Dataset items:
::::::::
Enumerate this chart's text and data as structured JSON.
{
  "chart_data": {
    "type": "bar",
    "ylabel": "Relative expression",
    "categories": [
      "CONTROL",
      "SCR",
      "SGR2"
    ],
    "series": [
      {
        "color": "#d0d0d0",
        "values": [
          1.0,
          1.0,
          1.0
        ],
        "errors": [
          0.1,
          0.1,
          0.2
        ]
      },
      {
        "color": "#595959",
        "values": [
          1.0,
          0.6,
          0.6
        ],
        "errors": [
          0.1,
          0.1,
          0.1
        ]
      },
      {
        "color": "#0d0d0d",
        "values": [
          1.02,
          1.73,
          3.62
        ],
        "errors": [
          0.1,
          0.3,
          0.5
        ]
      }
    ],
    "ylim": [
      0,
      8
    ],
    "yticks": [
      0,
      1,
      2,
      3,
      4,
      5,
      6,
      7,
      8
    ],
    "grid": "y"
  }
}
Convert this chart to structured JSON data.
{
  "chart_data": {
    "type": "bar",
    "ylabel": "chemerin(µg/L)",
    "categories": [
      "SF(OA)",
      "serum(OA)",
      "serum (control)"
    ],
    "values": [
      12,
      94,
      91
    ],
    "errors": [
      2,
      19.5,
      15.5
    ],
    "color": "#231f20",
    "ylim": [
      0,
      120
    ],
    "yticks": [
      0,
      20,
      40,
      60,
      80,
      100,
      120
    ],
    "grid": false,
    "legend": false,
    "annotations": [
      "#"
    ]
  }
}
::::::::
Reproduce the complete set of lines precisely as supplied.

Written answer >>
Enumerate this chart's text and data as structured JSON.
{
  "chart_data": {
    "type": "bar",
    "ylabel": "Relative expression",
    "categories": [
      "CONTROL",
      "SCR",
      "SGR2"
    ],
    "series": [
      {
        "color": "#d0d0d0",
        "values": [
          1.0,
          1.0,
          1.0
        ],
        "errors": [
          0.1,
          0.1,
          0.2
        ]
      },
      {
        "color": "#595959",
        "values": [
          1.0,
          0.6,
          0.6
        ],
        "errors": [
          0.1,
          0.1,
          0.1
        ]
      },
      {
        "color": "#0d0d0d",
        "values": [
          1.02,
          1.73,
          3.62
        ],
        "errors": [
          0.1,
          0.3,
          0.5
        ]
      }
    ],
    "ylim": [
      0,
      8
    ],
    "yticks": [
      0,
      1,
      2,
      3,
      4,
      5,
      6,
      7,
      8
    ],
    "grid": "y"
  }
}
Convert this chart to structured JSON data.
{
  "chart_data": {
    "type": "bar",
    "ylabel": "chemerin(µg/L)",
    "categories": [
      "SF(OA)",
      "serum(OA)",
      "serum (control)"
    ],
    "values": [
      12,
      94,
      91
    ],
    "errors": [
      2,
      19.5,
      15.5
    ],
    "color": "#231f20",
    "ylim": [
      0,
      120
    ],
    "yticks": [
      0,
      20,
      40,
      60,
      80,
      100,
      120
    ],
    "grid": false,
    "legend": false,
    "annotations": [
      "#"
    ]
  }
}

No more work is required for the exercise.